[Stored data]
:::

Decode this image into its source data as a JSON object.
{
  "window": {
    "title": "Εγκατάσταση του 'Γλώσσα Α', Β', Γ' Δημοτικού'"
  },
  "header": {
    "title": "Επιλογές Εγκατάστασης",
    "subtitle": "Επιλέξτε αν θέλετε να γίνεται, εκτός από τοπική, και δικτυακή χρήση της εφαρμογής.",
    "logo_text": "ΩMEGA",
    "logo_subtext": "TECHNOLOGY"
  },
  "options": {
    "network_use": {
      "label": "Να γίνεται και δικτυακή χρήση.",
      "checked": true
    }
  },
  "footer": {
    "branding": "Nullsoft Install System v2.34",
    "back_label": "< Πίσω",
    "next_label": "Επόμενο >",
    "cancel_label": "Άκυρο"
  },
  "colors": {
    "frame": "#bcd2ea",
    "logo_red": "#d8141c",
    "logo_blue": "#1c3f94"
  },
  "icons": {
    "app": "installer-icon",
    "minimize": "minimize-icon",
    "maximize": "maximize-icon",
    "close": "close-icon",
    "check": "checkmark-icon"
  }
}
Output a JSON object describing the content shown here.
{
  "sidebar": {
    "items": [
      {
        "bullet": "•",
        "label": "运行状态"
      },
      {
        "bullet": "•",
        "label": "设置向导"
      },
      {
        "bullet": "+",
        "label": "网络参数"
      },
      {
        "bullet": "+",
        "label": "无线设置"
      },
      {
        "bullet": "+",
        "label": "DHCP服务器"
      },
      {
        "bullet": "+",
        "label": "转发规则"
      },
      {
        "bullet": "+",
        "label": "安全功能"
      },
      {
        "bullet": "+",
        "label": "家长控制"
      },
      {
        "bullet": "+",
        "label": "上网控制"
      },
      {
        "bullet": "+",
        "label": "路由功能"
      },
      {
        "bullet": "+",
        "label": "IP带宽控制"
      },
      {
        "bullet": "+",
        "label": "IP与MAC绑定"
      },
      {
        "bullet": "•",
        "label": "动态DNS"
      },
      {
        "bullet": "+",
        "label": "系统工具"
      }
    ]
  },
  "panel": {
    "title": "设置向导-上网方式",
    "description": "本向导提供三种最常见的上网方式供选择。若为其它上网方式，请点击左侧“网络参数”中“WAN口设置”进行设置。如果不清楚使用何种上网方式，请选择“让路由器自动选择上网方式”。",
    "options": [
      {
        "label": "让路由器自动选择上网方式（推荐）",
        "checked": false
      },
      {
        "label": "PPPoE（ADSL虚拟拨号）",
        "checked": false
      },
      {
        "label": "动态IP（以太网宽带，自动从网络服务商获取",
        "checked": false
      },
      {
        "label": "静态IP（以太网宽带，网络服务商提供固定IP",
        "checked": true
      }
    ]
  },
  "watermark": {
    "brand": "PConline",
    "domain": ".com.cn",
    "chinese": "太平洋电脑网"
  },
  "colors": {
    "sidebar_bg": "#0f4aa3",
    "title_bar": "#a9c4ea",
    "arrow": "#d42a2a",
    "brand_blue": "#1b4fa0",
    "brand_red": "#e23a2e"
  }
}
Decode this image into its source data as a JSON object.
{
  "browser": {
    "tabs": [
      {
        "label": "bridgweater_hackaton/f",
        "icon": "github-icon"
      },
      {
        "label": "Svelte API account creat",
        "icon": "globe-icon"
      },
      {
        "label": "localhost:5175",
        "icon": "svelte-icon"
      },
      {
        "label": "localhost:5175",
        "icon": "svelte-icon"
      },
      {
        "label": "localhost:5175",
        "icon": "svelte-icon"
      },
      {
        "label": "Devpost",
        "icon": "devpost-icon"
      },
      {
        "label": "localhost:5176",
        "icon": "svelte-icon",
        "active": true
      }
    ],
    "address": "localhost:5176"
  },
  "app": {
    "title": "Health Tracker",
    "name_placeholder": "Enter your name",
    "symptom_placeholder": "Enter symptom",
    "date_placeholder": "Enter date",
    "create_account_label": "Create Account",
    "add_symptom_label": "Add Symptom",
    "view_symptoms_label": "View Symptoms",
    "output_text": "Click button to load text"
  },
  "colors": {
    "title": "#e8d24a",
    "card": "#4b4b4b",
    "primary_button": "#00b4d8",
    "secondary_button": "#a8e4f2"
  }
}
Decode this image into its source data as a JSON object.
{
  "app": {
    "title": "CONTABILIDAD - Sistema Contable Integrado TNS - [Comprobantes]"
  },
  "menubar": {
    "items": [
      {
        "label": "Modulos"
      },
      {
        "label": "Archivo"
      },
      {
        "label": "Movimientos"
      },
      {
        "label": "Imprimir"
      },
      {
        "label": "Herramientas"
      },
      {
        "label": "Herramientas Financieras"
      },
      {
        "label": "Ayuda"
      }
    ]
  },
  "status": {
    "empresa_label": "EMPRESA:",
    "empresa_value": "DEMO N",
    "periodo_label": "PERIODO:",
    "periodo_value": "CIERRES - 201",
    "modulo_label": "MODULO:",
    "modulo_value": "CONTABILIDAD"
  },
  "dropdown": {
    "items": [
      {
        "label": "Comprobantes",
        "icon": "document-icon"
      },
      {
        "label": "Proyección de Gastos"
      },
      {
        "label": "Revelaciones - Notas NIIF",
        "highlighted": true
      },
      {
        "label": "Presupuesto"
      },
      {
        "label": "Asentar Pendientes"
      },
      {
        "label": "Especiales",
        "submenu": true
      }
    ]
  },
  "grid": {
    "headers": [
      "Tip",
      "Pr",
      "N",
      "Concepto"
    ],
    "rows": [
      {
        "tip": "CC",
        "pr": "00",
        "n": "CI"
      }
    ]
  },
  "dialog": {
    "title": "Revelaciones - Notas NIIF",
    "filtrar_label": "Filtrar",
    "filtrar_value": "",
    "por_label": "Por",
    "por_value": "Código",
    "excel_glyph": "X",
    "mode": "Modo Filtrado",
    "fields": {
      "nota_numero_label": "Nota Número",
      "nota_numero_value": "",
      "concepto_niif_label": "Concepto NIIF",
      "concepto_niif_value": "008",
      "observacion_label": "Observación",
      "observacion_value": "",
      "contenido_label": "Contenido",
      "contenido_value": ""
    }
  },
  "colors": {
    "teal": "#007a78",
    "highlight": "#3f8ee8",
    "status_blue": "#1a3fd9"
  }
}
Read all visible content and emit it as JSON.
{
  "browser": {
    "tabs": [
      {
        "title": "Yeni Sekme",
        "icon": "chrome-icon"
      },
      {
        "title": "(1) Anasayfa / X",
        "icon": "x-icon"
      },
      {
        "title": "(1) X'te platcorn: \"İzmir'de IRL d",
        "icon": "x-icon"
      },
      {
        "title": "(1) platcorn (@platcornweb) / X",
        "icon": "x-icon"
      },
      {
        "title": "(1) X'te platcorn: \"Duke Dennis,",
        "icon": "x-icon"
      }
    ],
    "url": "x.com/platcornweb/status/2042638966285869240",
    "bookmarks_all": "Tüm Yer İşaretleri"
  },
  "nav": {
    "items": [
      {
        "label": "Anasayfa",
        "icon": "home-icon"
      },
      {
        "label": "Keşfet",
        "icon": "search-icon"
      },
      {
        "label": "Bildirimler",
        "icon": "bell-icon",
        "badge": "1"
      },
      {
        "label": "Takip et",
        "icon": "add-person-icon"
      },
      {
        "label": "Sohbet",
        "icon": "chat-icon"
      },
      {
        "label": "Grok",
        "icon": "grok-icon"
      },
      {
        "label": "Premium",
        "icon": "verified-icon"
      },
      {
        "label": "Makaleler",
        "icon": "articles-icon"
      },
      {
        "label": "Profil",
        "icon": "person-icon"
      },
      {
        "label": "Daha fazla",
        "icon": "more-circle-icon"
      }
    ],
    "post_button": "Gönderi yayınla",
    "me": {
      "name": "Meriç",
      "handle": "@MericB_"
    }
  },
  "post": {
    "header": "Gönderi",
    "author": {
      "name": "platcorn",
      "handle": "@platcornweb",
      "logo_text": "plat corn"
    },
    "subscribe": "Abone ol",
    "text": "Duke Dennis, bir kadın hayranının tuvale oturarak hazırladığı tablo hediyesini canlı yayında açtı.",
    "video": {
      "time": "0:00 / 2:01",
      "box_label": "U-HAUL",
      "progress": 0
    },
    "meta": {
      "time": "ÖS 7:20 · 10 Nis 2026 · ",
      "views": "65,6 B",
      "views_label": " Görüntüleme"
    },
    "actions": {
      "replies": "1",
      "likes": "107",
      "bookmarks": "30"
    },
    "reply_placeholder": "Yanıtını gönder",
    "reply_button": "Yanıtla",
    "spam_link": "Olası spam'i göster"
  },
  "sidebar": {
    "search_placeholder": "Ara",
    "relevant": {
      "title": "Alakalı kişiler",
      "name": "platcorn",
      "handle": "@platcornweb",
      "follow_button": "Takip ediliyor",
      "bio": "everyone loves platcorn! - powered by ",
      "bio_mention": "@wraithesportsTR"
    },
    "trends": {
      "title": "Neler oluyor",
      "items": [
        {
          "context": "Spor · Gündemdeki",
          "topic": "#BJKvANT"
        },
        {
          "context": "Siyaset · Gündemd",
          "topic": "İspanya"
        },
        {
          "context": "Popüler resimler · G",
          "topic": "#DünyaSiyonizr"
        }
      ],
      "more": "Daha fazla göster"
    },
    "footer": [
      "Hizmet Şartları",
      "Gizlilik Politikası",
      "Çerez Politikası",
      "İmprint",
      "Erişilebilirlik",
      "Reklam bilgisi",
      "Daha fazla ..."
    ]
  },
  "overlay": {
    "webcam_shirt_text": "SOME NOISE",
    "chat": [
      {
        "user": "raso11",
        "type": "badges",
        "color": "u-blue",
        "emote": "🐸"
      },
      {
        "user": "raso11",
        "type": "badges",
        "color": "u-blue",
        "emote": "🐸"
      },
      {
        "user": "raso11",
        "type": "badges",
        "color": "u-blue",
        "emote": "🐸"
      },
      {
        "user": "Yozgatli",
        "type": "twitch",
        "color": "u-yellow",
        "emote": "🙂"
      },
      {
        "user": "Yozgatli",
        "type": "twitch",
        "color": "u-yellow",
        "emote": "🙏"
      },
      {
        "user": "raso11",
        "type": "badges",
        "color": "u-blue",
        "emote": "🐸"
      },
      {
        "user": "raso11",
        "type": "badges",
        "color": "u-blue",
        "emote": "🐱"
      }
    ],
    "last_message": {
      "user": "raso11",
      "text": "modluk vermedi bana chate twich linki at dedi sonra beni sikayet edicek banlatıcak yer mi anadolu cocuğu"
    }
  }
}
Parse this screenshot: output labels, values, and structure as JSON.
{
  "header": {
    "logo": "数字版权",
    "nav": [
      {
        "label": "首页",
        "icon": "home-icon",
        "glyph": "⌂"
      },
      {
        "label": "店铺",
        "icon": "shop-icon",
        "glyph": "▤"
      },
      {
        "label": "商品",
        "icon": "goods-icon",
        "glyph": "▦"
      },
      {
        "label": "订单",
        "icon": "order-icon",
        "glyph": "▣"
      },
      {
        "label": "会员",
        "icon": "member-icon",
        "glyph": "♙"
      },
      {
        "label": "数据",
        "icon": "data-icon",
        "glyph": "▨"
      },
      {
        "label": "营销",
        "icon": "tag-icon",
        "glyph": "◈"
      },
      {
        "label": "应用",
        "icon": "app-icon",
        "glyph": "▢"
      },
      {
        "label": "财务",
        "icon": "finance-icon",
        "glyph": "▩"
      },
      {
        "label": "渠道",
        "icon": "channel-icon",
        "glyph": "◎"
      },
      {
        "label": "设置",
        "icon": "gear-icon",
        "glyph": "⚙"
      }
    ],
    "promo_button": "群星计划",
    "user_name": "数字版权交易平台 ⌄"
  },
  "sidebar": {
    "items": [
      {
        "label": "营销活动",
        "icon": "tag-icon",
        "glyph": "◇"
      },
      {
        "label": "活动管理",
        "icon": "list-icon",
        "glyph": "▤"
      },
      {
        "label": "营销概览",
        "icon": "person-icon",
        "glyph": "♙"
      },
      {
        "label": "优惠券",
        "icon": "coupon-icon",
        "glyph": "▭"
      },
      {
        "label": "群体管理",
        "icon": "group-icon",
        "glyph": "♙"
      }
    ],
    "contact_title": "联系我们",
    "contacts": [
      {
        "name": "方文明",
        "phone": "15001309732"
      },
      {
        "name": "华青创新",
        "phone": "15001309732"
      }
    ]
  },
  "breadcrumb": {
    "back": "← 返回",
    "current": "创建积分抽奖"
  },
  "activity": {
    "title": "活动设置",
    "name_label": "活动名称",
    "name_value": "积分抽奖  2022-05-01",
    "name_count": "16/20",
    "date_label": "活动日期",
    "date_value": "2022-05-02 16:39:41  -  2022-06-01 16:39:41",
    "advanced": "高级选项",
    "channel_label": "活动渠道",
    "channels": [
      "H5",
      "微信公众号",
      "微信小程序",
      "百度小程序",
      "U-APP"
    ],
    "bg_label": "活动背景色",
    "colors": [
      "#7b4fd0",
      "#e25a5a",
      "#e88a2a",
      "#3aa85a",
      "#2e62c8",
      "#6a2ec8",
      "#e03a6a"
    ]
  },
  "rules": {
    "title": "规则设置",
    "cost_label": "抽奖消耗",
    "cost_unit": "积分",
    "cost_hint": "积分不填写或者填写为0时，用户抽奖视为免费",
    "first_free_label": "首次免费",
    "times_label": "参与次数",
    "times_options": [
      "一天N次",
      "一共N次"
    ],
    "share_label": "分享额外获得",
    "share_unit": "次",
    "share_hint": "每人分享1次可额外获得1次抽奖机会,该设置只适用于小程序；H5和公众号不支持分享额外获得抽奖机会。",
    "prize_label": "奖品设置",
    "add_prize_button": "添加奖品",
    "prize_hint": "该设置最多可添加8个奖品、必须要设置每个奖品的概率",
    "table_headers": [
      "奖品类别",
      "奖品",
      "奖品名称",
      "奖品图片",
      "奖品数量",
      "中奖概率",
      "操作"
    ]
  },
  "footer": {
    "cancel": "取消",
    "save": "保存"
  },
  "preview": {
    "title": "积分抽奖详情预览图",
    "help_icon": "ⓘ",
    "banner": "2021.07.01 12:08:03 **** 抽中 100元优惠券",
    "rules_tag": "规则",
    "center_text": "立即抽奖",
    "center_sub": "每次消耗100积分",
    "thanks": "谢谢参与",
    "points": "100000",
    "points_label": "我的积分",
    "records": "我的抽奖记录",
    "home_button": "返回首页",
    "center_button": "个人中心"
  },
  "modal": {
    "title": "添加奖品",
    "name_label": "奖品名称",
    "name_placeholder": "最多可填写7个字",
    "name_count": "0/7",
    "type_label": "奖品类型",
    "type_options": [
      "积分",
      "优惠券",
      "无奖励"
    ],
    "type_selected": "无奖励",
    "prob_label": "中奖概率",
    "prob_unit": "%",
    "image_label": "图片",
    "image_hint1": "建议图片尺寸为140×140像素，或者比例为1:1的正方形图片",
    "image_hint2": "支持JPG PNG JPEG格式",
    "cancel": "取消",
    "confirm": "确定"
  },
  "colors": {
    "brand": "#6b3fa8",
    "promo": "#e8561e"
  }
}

:::

* _WRITTEN REQUEST_: Lines that include the word "χρήση" are to be extracted from the data above.

* _EXERCISE OUTPUT_:
    "subtitle": "Επιλέξτε αν θέλετε να γίνεται, εκτός από τοπική, και δικτυακή χρήση της εφαρμογής.",
      "label": "Να γίνεται και δικτυακή χρήση.",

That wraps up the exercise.